* BEGIN RECORDS *

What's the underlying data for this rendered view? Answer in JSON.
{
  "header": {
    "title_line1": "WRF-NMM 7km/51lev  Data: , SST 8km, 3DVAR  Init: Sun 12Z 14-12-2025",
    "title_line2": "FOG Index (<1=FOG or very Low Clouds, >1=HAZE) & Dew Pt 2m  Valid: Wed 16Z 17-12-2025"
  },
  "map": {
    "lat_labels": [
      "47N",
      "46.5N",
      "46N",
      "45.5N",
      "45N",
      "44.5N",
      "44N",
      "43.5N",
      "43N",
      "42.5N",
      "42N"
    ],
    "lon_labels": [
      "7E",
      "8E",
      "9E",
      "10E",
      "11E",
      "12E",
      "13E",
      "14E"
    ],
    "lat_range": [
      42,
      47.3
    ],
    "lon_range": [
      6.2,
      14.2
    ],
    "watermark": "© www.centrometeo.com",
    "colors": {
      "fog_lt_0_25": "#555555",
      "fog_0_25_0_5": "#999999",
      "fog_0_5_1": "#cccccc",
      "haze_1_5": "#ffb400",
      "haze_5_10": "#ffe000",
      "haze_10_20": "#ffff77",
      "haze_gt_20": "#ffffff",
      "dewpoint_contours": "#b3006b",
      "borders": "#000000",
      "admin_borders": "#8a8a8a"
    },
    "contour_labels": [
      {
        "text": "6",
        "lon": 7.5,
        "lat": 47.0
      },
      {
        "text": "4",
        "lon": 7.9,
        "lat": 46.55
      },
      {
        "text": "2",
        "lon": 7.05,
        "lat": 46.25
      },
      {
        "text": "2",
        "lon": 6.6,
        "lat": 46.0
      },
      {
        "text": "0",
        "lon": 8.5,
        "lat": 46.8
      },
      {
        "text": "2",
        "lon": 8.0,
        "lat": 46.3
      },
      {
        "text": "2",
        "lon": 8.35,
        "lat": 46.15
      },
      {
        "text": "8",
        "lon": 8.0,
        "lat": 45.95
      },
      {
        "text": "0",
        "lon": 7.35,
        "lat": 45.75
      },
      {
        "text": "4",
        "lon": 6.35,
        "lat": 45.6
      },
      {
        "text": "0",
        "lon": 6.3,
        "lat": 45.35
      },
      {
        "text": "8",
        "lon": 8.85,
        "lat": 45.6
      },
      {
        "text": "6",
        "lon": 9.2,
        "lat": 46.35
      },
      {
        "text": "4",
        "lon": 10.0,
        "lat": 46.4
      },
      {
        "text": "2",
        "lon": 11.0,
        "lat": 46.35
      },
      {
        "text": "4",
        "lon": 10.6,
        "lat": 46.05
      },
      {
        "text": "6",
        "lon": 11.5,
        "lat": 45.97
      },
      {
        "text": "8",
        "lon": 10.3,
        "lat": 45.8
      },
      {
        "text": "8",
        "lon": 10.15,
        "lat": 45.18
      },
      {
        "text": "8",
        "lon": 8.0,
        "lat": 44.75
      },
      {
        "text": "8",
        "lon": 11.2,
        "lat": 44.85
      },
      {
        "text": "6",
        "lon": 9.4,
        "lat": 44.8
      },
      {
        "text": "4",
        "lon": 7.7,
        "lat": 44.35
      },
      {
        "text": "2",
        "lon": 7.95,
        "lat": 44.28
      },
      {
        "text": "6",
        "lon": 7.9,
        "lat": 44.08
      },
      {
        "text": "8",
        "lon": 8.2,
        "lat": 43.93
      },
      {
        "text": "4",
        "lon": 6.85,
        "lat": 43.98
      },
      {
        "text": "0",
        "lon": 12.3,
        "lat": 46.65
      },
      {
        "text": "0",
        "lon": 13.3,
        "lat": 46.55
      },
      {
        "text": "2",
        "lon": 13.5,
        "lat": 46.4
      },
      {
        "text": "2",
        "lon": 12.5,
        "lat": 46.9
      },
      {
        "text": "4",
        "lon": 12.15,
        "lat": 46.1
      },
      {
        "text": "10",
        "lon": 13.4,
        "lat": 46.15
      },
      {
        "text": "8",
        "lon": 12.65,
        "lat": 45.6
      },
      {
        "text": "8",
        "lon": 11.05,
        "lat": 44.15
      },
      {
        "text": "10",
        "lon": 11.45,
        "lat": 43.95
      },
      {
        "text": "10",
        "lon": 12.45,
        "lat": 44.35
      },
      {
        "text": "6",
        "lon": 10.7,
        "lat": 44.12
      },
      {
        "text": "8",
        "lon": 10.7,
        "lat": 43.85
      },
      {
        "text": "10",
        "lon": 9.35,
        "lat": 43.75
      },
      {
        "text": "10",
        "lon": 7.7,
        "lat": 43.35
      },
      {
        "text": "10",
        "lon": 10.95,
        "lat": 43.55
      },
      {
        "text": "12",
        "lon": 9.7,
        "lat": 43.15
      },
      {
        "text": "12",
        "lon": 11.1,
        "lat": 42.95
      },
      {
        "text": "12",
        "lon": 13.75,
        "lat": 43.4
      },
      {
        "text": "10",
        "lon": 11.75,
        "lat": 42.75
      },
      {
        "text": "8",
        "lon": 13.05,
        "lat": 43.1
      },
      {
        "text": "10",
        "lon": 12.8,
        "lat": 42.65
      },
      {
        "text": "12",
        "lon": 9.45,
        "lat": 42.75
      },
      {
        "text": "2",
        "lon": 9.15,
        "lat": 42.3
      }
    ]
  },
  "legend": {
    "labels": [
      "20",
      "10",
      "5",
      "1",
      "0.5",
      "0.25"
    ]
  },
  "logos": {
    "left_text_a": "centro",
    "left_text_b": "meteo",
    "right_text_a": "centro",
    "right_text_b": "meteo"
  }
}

* END RECORDS *

# [DIRECTIONS FOR THIS TASK]
Write out all records exactly, keeping every detail.

# [OUTPUT OF THE TASK]
What's the underlying data for this rendered view? Answer in JSON.
{
  "header": {
    "title_line1": "WRF-NMM 7km/51lev  Data: , SST 8km, 3DVAR  Init: Sun 12Z 14-12-2025",
    "title_line2": "FOG Index (<1=FOG or very Low Clouds, >1=HAZE) & Dew Pt 2m  Valid: Wed 16Z 17-12-2025"
  },
  "map": {
    "lat_labels": [
      "47N",
      "46.5N",
      "46N",
      "45.5N",
      "45N",
      "44.5N",
      "44N",
      "43.5N",
      "43N",
      "42.5N",
      "42N"
    ],
    "lon_labels": [
      "7E",
      "8E",
      "9E",
      "10E",
      "11E",
      "12E",
      "13E",
      "14E"
    ],
    "lat_range": [
      42,
      47.3
    ],
    "lon_range": [
      6.2,
      14.2
    ],
    "watermark": "© www.centrometeo.com",
    "colors": {
      "fog_lt_0_25": "#555555",
      "fog_0_25_0_5": "#999999",
      "fog_0_5_1": "#cccccc",
      "haze_1_5": "#ffb400",
      "haze_5_10": "#ffe000",
      "haze_10_20": "#ffff77",
      "haze_gt_20": "#ffffff",
      "dewpoint_contours": "#b3006b",
      "borders": "#000000",
      "admin_borders": "#8a8a8a"
    },
    "contour_labels": [
      {
        "text": "6",
        "lon": 7.5,
        "lat": 47.0
      },
      {
        "text": "4",
        "lon": 7.9,
        "lat": 46.55
      },
      {
        "text": "2",
        "lon": 7.05,
        "lat": 46.25
      },
      {
        "text": "2",
        "lon": 6.6,
        "lat": 46.0
      },
      {
        "text": "0",
        "lon": 8.5,
        "lat": 46.8
      },
      {
        "text": "2",
        "lon": 8.0,
        "lat": 46.3
      },
      {
        "text": "2",
        "lon": 8.35,
        "lat": 46.15
      },
      {
        "text": "8",
        "lon": 8.0,
        "lat": 45.95
      },
      {
        "text": "0",
        "lon": 7.35,
        "lat": 45.75
      },
      {
        "text": "4",
        "lon": 6.35,
        "lat": 45.6
      },
      {
        "text": "0",
        "lon": 6.3,
        "lat": 45.35
      },
      {
        "text": "8",
        "lon": 8.85,
        "lat": 45.6
      },
      {
        "text": "6",
        "lon": 9.2,
        "lat": 46.35
      },
      {
        "text": "4",
        "lon": 10.0,
        "lat": 46.4
      },
      {
        "text": "2",
        "lon": 11.0,
        "lat": 46.35
      },
      {
        "text": "4",
        "lon": 10.6,
        "lat": 46.05
      },
      {
        "text": "6",
        "lon": 11.5,
        "lat": 45.97
      },
      {
        "text": "8",
        "lon": 10.3,
        "lat": 45.8
      },
      {
        "text": "8",
        "lon": 10.15,
        "lat": 45.18
      },
      {
        "text": "8",
        "lon": 8.0,
        "lat": 44.75
      },
      {
        "text": "8",
        "lon": 11.2,
        "lat": 44.85
      },
      {
        "text": "6",
        "lon": 9.4,
        "lat": 44.8
      },
      {
        "text": "4",
        "lon": 7.7,
        "lat": 44.35
      },
      {
        "text": "2",
        "lon": 7.95,
        "lat": 44.28
      },
      {
        "text": "6",
        "lon": 7.9,
        "lat": 44.08
      },
      {
        "text": "8",
        "lon": 8.2,
        "lat": 43.93
      },
      {
        "text": "4",
        "lon": 6.85,
        "lat": 43.98
      },
      {
        "text": "0",
        "lon": 12.3,
        "lat": 46.65
      },
      {
        "text": "0",
        "lon": 13.3,
        "lat": 46.55
      },
      {
        "text": "2",
        "lon": 13.5,
        "lat": 46.4
      },
      {
        "text": "2",
        "lon": 12.5,
        "lat": 46.9
      },
      {
        "text": "4",
        "lon": 12.15,
        "lat": 46.1
      },
      {
        "text": "10",
        "lon": 13.4,
        "lat": 46.15
      },
      {
        "text": "8",
        "lon": 12.65,
        "lat": 45.6
      },
      {
        "text": "8",
        "lon": 11.05,
        "lat": 44.15
      },
      {
        "text": "10",
        "lon": 11.45,
        "lat": 43.95
      },
      {
        "text": "10",
        "lon": 12.45,
        "lat": 44.35
      },
      {
        "text": "6",
        "lon": 10.7,
        "lat": 44.12
      },
      {
        "text": "8",
        "lon": 10.7,
        "lat": 43.85
      },
      {
        "text": "10",
        "lon": 9.35,
        "lat": 43.75
      },
      {
        "text": "10",
        "lon": 7.7,
        "lat": 43.35
      },
      {
        "text": "10",
        "lon": 10.95,
        "lat": 43.55
      },
      {
        "text": "12",
        "lon": 9.7,
        "lat": 43.15
      },
      {
        "text": "12",
        "lon": 11.1,
        "lat": 42.95
      },
      {
        "text": "12",
        "lon": 13.75,
        "lat": 43.4
      },
      {
        "text": "10",
        "lon": 11.75,
        "lat": 42.75
      },
      {
        "text": "8",
        "lon": 13.05,
        "lat": 43.1
      },
      {
        "text": "10",
        "lon": 12.8,
        "lat": 42.65
      },
      {
        "text": "12",
        "lon": 9.45,
        "lat": 42.75
      },
      {
        "text": "2",
        "lon": 9.15,
        "lat": 42.3
      }
    ]
  },
  "legend": {
    "labels": [
      "20",
      "10",
      "5",
      "1",
      "0.5",
      "0.25"
    ]
  },
  "logos": {
    "left_text_a": "centro",
    "left_text_b": "meteo",
    "right_text_a": "centro",
    "right_text_b": "meteo"
  }
}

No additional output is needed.